(Task statement):
Copy everything in the listing from the line containing "y-axis-title: 平均MMSE ±" down to the line containing "y-tick-label: 20.0 bbox=[37, 219, 64, 234]", both of those lines included.

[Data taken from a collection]
>> Start
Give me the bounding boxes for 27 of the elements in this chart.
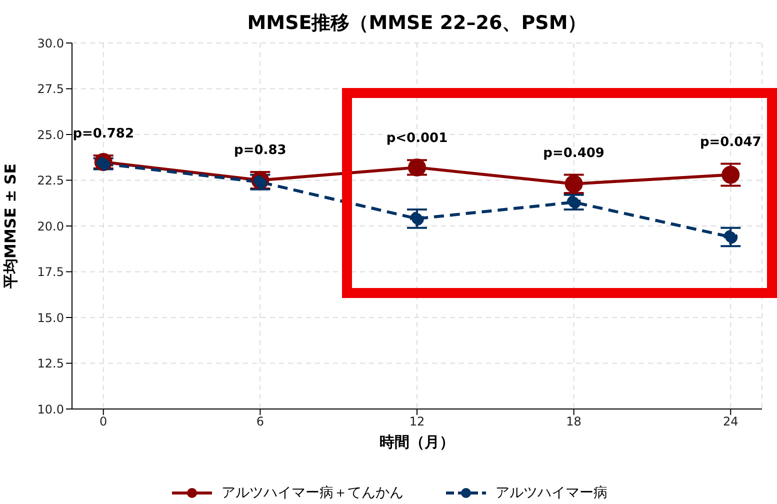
y-axis-title: 平均MMSE ± SE bbox=[1, 164, 20, 290]
y-tick-label: 30.0 bbox=[37, 36, 64, 50]
point bbox=[724, 230, 738, 244]
legend-label: アルツハイマー病 bbox=[496, 484, 608, 502]
x-tick-label: 6 bbox=[256, 414, 264, 429]
chart-title: MMSE推移（MMSE 22–26、PSM） bbox=[246, 11, 588, 36]
y-tick-label: 27.5 bbox=[37, 82, 64, 96]
annotation: p=0.047 bbox=[700, 134, 762, 150]
y-tick-label: 20.0 bbox=[37, 219, 64, 234]
y-tick-label: 12.5 bbox=[37, 356, 64, 371]
x-tick-label: 12 bbox=[409, 414, 425, 429]
annotation: p=0.782 bbox=[72, 126, 134, 142]
y-tick-label: 22.5 bbox=[37, 174, 64, 188]
x-axis-title: 時間（月） bbox=[380, 433, 454, 451]
annotation: p=0.409 bbox=[543, 146, 604, 161]
x-tick-label: 0 bbox=[100, 414, 108, 429]
legend-label: アルツハイマー病＋てんかん bbox=[222, 484, 404, 502]
annotation: p=0.83 bbox=[234, 143, 286, 158]
y-tick-label: 17.5 bbox=[37, 265, 64, 280]
point bbox=[566, 195, 581, 210]
point bbox=[410, 212, 424, 226]
x-tick-label: 24 bbox=[722, 414, 738, 429]
y-tick-label: 15.0 bbox=[37, 310, 64, 325]
x-tick-label: 18 bbox=[566, 414, 582, 429]
y-tick-label: 25.0 bbox=[37, 128, 64, 142]
y-tick-label: 10.0 bbox=[37, 402, 64, 416]
annotation: p<0.001 bbox=[386, 131, 448, 146]
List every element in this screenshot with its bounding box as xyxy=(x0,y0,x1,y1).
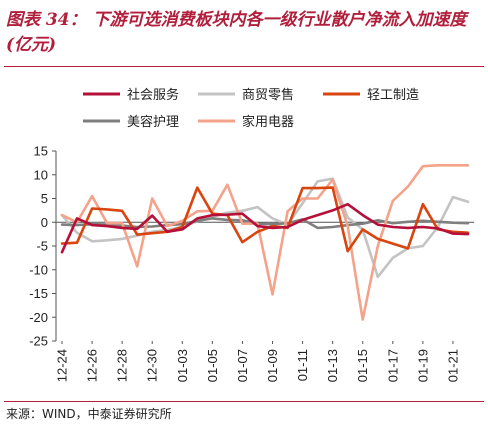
x-tick-label: 12-30 xyxy=(145,349,160,382)
y-tick-label: -15 xyxy=(29,286,48,301)
y-tick-label: -20 xyxy=(29,310,48,325)
series-line-4 xyxy=(60,164,470,321)
x-tick-label: 01-19 xyxy=(415,349,430,382)
legend-label: 美容护理 xyxy=(127,114,179,130)
legend-label: 家用电器 xyxy=(242,114,294,130)
y-tick-label: 15 xyxy=(34,144,48,159)
source-divider xyxy=(4,401,484,402)
x-tick-label: 01-13 xyxy=(325,349,340,382)
legend-label: 社会服务 xyxy=(127,87,179,103)
y-tick-label: -25 xyxy=(29,334,48,349)
y-tick-label: -10 xyxy=(29,262,48,277)
series-line-2 xyxy=(60,186,470,253)
series-line-1 xyxy=(60,177,470,279)
x-tick-label: 01-21 xyxy=(445,349,460,382)
y-tick-label: 5 xyxy=(41,191,48,206)
source-note: 来源：WIND，中泰证券研究所 xyxy=(6,407,172,421)
x-tick-label: 01-07 xyxy=(235,349,250,382)
x-tick-label: 12-24 xyxy=(55,349,70,382)
chart-title: 图表 34： 下游可选消费板块内各一级行业散户净流入加速度(亿元) xyxy=(6,10,467,55)
title-divider xyxy=(4,66,484,67)
x-tick-label: 01-03 xyxy=(175,349,190,382)
series-line-0 xyxy=(60,202,470,254)
x-tick-label: 01-09 xyxy=(265,349,280,382)
x-tick-label: 01-05 xyxy=(205,349,220,382)
axes: 15 10 5 0 -5 -10 -15 -20 -25 12-24 12-26 12-28 12-30… xyxy=(29,144,474,382)
x-tick-label: 12-28 xyxy=(115,349,130,382)
y-tick-label: 0 xyxy=(41,215,48,230)
series-lines xyxy=(60,164,470,321)
x-tick-label: 01-11 xyxy=(295,349,310,381)
x-tick-label: 12-26 xyxy=(85,349,100,382)
legend-label: 轻工制造 xyxy=(367,88,419,103)
x-tick-label: 01-15 xyxy=(355,349,370,382)
y-tick-label: -5 xyxy=(36,239,48,254)
y-tick-label: 10 xyxy=(34,167,48,182)
legend-label: 商贸零售 xyxy=(242,87,294,103)
series-line-3 xyxy=(60,217,470,230)
x-tick-label: 01-17 xyxy=(385,349,400,382)
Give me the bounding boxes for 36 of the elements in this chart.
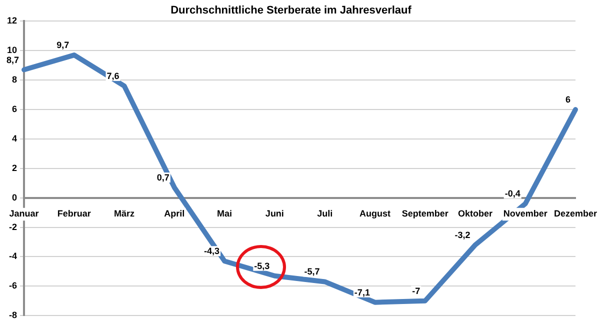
x-tick-label: August <box>359 208 390 219</box>
x-tick-label: Mai <box>217 208 232 219</box>
y-tick-label: -6 <box>8 280 18 291</box>
y-tick-label: 4 <box>12 133 18 144</box>
data-label: 6 <box>565 94 570 105</box>
data-label: 0,7 <box>156 172 170 183</box>
y-tick-label: 12 <box>6 16 18 26</box>
x-tick-label: November <box>503 208 548 219</box>
x-tick-label: März <box>114 208 136 219</box>
y-tick-label: 6 <box>12 104 18 114</box>
x-tick-label: September <box>402 208 449 219</box>
y-tick-label: -2 <box>8 222 18 232</box>
data-label: -5,3 <box>254 260 270 271</box>
x-tick-label: Januar <box>9 208 40 219</box>
y-tick-label: 2 <box>12 162 18 173</box>
chart-title: Durchschnittliche Sterberate im Jahresverlauf <box>170 4 412 17</box>
y-tick-label: 0 <box>12 192 18 202</box>
data-label: -3,2 <box>454 230 470 240</box>
x-tick-label: April <box>164 208 185 219</box>
data-label: -7,1 <box>354 287 370 298</box>
data-label: -4,3 <box>204 246 220 256</box>
y-tick-label: 8 <box>12 74 18 85</box>
x-tick-label: Juli <box>317 208 333 219</box>
y-tick-label: -4 <box>8 251 18 262</box>
x-tick-label: Juni <box>265 208 284 219</box>
x-tick-label: Oktober <box>458 208 493 219</box>
x-tick-label: Februar <box>57 208 92 219</box>
data-label: 8,7 <box>6 54 20 65</box>
data-label: -0,4 <box>504 188 520 199</box>
y-tick-label: -8 <box>8 310 18 320</box>
data-label: 7,6 <box>106 70 120 81</box>
data-label: 9,7 <box>56 40 70 50</box>
y-tick-label: 10 <box>6 45 18 56</box>
data-label: -7 <box>412 286 420 296</box>
x-tick-label: Dezember <box>554 208 598 219</box>
data-label: -5,7 <box>304 266 320 277</box>
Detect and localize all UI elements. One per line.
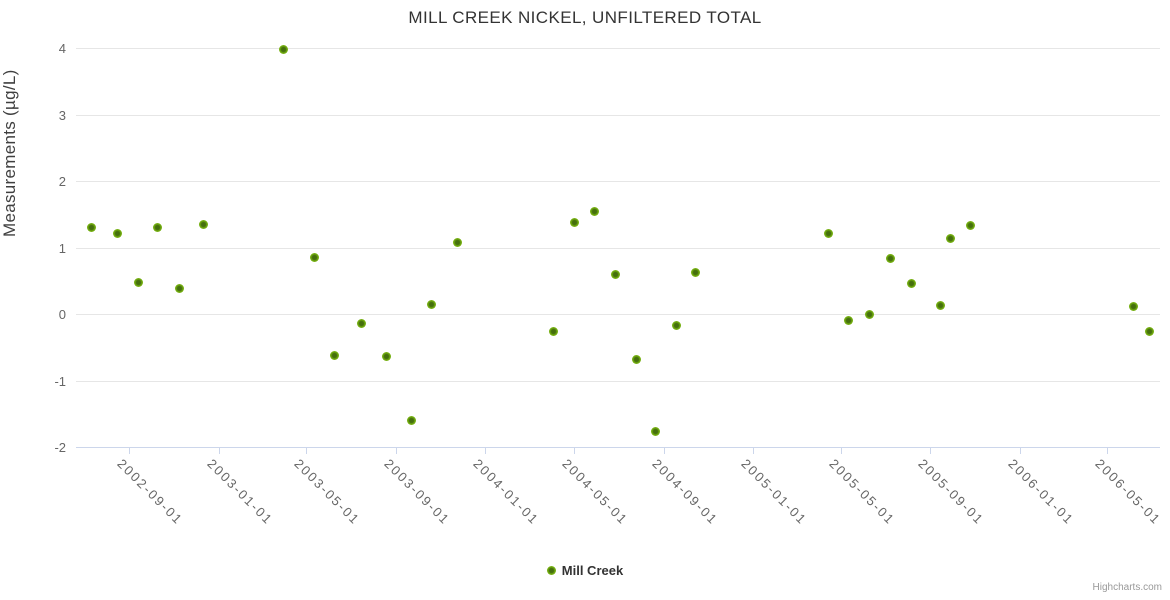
data-point[interactable] — [610, 269, 620, 279]
gridline — [76, 247, 1160, 249]
x-axis-tick — [573, 448, 575, 454]
data-point[interactable] — [113, 229, 123, 239]
data-point[interactable] — [865, 309, 875, 319]
legend: Mill Creek — [0, 563, 1170, 578]
highcharts-credit-link[interactable]: Highcharts.com — [1092, 582, 1162, 593]
legend-marker-icon — [546, 566, 556, 575]
data-point[interactable] — [309, 252, 319, 262]
data-point[interactable] — [966, 221, 976, 231]
data-point[interactable] — [1145, 326, 1155, 336]
data-point[interactable] — [356, 319, 366, 329]
data-point[interactable] — [548, 327, 558, 337]
x-axis-label: 2003-09-01 — [381, 456, 454, 528]
data-point[interactable] — [844, 316, 854, 326]
data-point[interactable] — [945, 233, 955, 243]
data-point[interactable] — [570, 218, 579, 228]
x-axis-label: 2002-09-01 — [114, 456, 187, 528]
x-axis-line — [76, 447, 1160, 448]
x-axis-label: 2006-05-01 — [1092, 456, 1165, 528]
data-point[interactable] — [885, 253, 895, 263]
x-axis-tick — [485, 448, 487, 454]
data-point[interactable] — [199, 220, 209, 230]
y-axis-label: 4 — [58, 41, 66, 56]
legend-item-mill-creek[interactable]: Mill Creek — [546, 563, 624, 578]
x-axis-label: 2005-09-01 — [915, 456, 988, 528]
x-axis-label: 2004-05-01 — [559, 456, 631, 528]
gridline — [76, 181, 1160, 182]
x-axis-tick — [1107, 448, 1109, 454]
y-axis-label: 3 — [58, 107, 66, 123]
data-point[interactable] — [824, 229, 834, 239]
y-axis-label: -2 — [54, 440, 66, 455]
x-axis-label: 2004-01-01 — [470, 456, 543, 528]
data-point[interactable] — [936, 300, 946, 310]
x-axis-label: 2004-09-01 — [649, 456, 721, 528]
data-point[interactable] — [153, 223, 163, 233]
data-point[interactable] — [672, 320, 682, 330]
y-axis-label: 0 — [58, 307, 66, 322]
data-point[interactable] — [453, 238, 463, 248]
y-axis-label: 1 — [58, 240, 66, 256]
legend-label: Mill Creek — [561, 563, 624, 578]
x-axis-label: 2003-05-01 — [291, 456, 364, 528]
x-axis-tick — [663, 448, 665, 454]
x-axis-label: 2006-01-01 — [1005, 456, 1077, 528]
data-point[interactable] — [86, 223, 96, 233]
gridline — [76, 380, 1160, 382]
x-axis-tick — [306, 448, 308, 454]
data-point[interactable] — [407, 415, 416, 425]
x-axis-label: 2005-01-01 — [738, 456, 811, 528]
gridline — [76, 48, 1160, 49]
x-axis-tick — [129, 448, 131, 454]
gridline — [76, 314, 1160, 315]
data-point[interactable] — [427, 299, 437, 309]
data-point[interactable] — [906, 278, 916, 288]
x-axis-label: 2003-01-01 — [203, 456, 276, 528]
x-axis-tick — [396, 448, 398, 454]
data-point[interactable] — [279, 44, 289, 54]
y-axis-title: Measurements (µg/L) — [0, 69, 19, 237]
gridline — [76, 114, 1160, 116]
chart-title: MILL CREEK NICKEL, UNFILTERED TOTAL — [408, 8, 762, 27]
data-point[interactable] — [651, 427, 661, 437]
plot-area — [76, 44, 1160, 447]
x-axis-label: 2005-05-01 — [825, 456, 898, 528]
data-point[interactable] — [329, 351, 339, 361]
x-axis-tick — [218, 448, 220, 454]
data-point[interactable] — [589, 207, 599, 217]
x-axis-tick — [840, 448, 842, 454]
data-point[interactable] — [1129, 302, 1139, 312]
data-point[interactable] — [382, 352, 392, 362]
x-axis-tick — [752, 448, 754, 454]
x-axis-tick — [930, 448, 932, 454]
data-point[interactable] — [174, 284, 184, 294]
data-point[interactable] — [133, 277, 143, 287]
data-point[interactable] — [691, 268, 701, 278]
y-axis-label: 2 — [58, 174, 66, 189]
y-axis-label: -1 — [54, 373, 66, 389]
data-point[interactable] — [632, 354, 642, 364]
x-axis-tick — [1019, 448, 1021, 454]
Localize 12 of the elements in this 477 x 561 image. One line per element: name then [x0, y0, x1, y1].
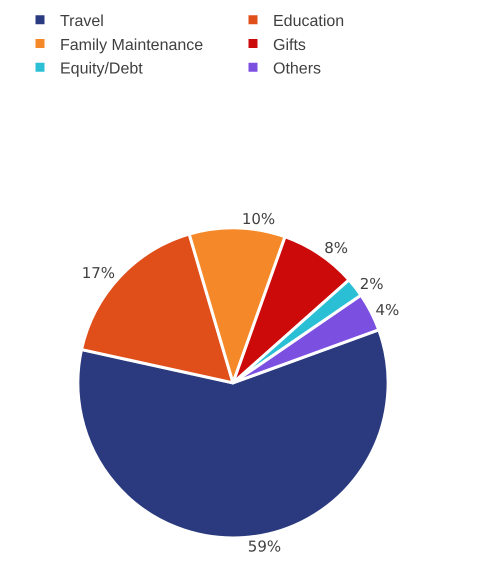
legend-label: Travel — [60, 12, 104, 30]
legend-label: Others — [273, 60, 322, 78]
data-label: 8% — [324, 239, 348, 258]
legend-label: Equity/Debt — [60, 60, 144, 78]
data-label: 17% — [82, 264, 116, 282]
legend-label: Education — [273, 12, 344, 30]
data-label: 2% — [360, 274, 384, 293]
data-label: 10% — [242, 210, 276, 228]
data-label: 4% — [375, 301, 400, 320]
legend-label: Family Maintenance — [60, 36, 204, 54]
data-label: 59% — [248, 538, 282, 556]
legend-label: Gifts — [273, 36, 306, 54]
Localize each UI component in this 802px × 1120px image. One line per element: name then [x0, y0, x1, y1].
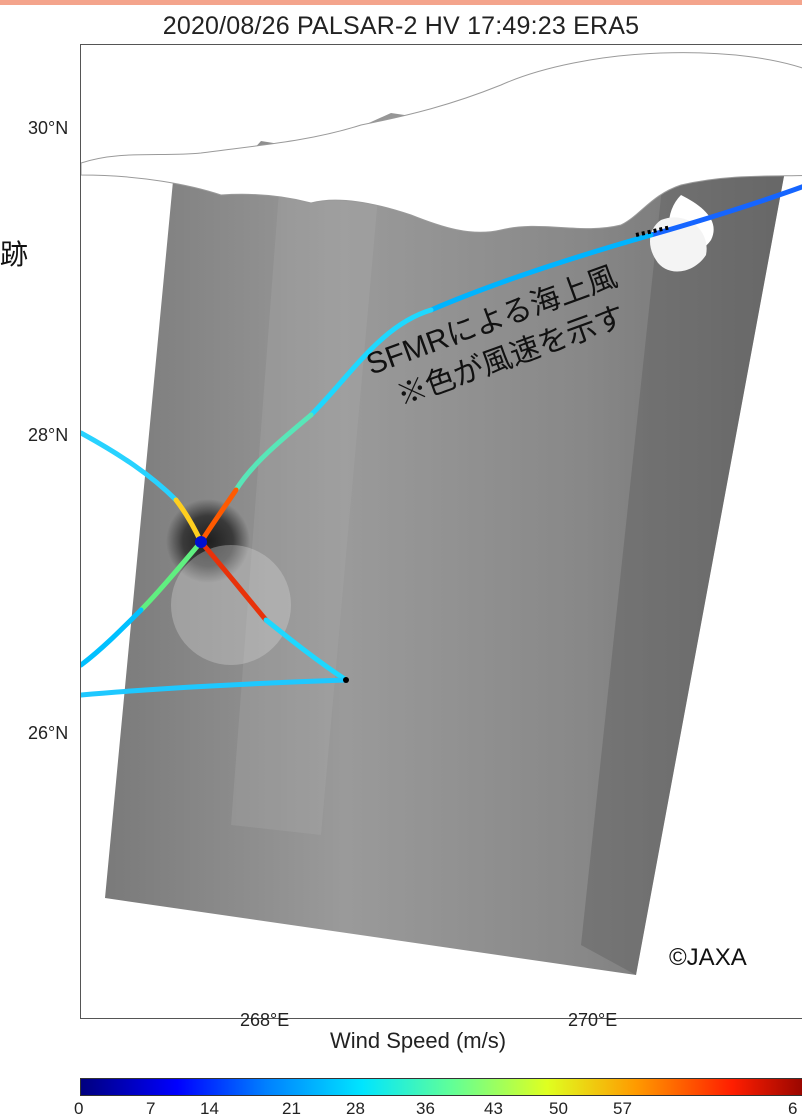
>> End
(Task output):
y-axis-title: 平均MMSE ± SE bbox=[1, 164, 20, 290]
y-tick-label: 30.0 bbox=[37, 36, 64, 50]
point bbox=[724, 230, 738, 244]
legend-label: アルツハイマー病 bbox=[496, 484, 608, 502]
x-tick-label: 6 bbox=[256, 414, 264, 429]
chart-title: MMSE推移（MMSE 22–26、PSM） bbox=[246, 11, 588, 36]
y-tick-label: 27.5 bbox=[37, 82, 64, 96]
annotation: p=0.047 bbox=[700, 134, 762, 150]
y-tick-label: 20.0 bbox=[37, 219, 64, 234]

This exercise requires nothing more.